What the task asks: Extract every line starting at the line that contains "Decode this image" and ending with the final line of the data, inclusive; give only those lines, word for word.

** Begin Task inputs **

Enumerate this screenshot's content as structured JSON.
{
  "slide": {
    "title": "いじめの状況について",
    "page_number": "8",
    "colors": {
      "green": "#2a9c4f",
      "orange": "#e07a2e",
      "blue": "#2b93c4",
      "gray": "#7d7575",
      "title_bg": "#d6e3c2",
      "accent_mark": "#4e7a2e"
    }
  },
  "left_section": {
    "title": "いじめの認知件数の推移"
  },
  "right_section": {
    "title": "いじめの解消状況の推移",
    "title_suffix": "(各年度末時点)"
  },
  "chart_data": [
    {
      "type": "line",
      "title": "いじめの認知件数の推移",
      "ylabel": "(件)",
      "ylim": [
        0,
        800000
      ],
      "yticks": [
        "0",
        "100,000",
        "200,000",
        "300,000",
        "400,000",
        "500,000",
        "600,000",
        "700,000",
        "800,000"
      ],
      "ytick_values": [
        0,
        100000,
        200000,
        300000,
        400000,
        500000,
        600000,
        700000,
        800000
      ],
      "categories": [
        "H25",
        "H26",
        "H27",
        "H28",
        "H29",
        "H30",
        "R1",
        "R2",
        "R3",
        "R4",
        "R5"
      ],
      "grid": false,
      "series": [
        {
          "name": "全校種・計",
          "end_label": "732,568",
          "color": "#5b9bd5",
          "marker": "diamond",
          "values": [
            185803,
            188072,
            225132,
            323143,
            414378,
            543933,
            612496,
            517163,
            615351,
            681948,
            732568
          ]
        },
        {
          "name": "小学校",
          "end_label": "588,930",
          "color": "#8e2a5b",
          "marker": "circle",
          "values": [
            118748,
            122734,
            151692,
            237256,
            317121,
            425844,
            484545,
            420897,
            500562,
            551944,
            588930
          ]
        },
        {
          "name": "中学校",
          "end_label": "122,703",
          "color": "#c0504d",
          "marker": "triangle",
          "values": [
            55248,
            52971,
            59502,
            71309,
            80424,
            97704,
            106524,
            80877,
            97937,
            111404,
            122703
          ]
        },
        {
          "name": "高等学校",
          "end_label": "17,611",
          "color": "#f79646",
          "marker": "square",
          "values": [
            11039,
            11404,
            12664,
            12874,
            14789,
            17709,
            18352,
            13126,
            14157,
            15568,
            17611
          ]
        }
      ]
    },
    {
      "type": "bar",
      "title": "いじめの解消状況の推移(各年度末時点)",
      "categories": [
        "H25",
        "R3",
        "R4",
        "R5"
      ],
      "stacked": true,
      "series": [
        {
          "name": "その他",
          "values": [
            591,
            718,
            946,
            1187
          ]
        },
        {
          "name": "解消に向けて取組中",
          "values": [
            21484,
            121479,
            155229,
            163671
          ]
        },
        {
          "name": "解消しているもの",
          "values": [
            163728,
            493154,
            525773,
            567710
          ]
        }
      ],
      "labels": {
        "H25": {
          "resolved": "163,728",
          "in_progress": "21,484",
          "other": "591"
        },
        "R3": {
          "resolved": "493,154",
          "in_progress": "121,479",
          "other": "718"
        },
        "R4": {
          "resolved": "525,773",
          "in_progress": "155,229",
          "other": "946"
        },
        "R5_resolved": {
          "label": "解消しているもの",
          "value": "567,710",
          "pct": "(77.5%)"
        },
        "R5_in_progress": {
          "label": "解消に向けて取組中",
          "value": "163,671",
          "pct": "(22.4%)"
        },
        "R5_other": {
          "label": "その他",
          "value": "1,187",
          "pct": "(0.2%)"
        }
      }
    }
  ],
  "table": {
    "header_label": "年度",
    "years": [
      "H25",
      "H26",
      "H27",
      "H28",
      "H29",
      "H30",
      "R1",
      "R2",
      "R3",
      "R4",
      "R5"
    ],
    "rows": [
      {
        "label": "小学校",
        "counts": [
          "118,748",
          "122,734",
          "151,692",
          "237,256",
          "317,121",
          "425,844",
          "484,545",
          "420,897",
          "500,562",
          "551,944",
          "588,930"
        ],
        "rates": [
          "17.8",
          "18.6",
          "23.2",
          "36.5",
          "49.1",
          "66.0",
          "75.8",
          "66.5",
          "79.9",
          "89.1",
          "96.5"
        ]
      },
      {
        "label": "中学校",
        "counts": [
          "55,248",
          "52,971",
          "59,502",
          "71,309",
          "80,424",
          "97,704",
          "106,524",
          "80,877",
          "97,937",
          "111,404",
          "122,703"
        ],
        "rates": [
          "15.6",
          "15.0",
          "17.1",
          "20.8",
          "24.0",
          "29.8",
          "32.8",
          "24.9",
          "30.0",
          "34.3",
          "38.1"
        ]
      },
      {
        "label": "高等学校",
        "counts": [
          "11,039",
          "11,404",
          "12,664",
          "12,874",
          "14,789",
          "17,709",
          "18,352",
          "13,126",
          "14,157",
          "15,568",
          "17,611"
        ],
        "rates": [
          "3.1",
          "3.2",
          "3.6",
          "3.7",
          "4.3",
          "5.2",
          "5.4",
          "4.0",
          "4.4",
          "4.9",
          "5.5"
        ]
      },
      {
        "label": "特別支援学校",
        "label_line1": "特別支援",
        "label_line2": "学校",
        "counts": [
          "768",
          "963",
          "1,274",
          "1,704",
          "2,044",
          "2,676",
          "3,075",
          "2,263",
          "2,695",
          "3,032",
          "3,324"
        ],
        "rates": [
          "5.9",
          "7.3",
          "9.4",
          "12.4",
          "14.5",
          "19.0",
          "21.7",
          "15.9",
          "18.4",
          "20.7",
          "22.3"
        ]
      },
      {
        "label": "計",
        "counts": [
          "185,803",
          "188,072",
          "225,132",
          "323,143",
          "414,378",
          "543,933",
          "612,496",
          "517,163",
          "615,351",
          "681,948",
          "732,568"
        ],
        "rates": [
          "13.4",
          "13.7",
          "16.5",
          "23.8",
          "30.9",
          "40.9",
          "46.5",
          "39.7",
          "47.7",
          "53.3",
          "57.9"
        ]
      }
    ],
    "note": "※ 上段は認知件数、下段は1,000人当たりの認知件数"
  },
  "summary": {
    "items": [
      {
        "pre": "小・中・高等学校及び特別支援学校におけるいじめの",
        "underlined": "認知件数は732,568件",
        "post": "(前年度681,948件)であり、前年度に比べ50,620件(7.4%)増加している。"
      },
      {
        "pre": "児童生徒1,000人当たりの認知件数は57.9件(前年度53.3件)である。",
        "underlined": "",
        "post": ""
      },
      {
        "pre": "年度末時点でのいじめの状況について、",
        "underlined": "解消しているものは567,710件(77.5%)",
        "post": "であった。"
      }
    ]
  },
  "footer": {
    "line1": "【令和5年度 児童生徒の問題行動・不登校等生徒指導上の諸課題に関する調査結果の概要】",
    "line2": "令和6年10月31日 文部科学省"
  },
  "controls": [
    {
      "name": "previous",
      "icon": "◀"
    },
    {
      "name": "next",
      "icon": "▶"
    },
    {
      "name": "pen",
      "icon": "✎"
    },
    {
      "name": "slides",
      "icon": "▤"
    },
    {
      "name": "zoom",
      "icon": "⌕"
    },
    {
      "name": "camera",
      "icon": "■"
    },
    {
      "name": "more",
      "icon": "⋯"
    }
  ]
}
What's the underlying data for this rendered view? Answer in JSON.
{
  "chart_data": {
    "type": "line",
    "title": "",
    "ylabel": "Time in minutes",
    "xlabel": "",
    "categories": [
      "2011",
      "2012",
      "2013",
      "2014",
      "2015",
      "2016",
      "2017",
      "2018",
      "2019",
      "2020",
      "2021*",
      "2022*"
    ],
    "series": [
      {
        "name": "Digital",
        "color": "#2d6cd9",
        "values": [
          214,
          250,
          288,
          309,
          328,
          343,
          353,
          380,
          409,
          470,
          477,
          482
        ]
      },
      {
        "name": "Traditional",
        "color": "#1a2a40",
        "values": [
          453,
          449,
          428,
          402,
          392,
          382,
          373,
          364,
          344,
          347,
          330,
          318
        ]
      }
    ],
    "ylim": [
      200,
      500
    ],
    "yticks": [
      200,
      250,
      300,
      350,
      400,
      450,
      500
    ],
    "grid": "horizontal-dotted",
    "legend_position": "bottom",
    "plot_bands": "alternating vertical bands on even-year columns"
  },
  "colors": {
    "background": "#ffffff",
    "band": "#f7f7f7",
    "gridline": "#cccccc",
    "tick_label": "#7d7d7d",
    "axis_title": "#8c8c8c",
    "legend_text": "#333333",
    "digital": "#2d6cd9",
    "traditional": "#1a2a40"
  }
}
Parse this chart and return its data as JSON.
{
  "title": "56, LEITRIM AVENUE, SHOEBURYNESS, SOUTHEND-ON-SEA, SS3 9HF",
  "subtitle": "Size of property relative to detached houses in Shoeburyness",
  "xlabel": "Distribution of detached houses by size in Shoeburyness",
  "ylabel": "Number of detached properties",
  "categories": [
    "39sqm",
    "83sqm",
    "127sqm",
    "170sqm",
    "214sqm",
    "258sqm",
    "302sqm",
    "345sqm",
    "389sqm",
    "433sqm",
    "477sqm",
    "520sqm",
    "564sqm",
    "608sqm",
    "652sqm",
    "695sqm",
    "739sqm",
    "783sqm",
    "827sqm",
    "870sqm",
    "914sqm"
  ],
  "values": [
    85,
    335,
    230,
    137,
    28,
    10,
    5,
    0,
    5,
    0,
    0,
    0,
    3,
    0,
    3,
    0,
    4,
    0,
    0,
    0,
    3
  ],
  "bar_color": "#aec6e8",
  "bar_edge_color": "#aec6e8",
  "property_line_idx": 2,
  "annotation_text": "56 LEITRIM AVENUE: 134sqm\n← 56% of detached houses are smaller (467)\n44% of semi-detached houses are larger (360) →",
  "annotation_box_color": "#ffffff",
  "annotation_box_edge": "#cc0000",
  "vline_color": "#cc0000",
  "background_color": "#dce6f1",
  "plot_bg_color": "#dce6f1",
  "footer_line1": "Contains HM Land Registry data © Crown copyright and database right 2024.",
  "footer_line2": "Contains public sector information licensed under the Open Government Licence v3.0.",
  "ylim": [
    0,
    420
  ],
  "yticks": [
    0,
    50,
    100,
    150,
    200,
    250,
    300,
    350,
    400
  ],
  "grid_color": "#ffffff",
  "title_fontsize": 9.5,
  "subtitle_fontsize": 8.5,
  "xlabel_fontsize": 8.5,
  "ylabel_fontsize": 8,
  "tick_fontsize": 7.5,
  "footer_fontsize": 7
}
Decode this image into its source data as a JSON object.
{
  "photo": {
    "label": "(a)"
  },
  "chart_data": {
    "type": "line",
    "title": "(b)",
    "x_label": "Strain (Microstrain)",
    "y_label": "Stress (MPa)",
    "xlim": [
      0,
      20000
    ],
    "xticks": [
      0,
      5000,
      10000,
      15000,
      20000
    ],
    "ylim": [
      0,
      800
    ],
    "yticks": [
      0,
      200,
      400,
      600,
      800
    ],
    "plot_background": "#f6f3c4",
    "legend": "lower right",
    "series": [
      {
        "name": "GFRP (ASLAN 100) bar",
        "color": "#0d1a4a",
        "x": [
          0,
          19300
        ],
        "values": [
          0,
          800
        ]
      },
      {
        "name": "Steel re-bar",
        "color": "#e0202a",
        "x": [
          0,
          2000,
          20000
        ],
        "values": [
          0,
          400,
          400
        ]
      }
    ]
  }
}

** End Task inputs **

Task output:
Decode this image into its source data as a JSON object.
{
  "photo": {
    "label": "(a)"
  },
  "chart_data": {
    "type": "line",
    "title": "(b)",
    "x_label": "Strain (Microstrain)",
    "y_label": "Stress (MPa)",
    "xlim": [
      0,
      20000
    ],
    "xticks": [
      0,
      5000,
      10000,
      15000,
      20000
    ],
    "ylim": [
      0,
      800
    ],
    "yticks": [
      0,
      200,
      400,
      600,
      800
    ],
    "plot_background": "#f6f3c4",
    "legend": "lower right",
    "series": [
      {
        "name": "GFRP (ASLAN 100) bar",
        "color": "#0d1a4a",
        "x": [
          0,
          19300
        ],
        "values": [
          0,
          800
        ]
      },
      {
        "name": "Steel re-bar",
        "color": "#e0202a",
        "x": [
          0,
          2000,
          20000
        ],
        "values": [
          0,
          400,
          400
        ]
      }
    ]
  }
}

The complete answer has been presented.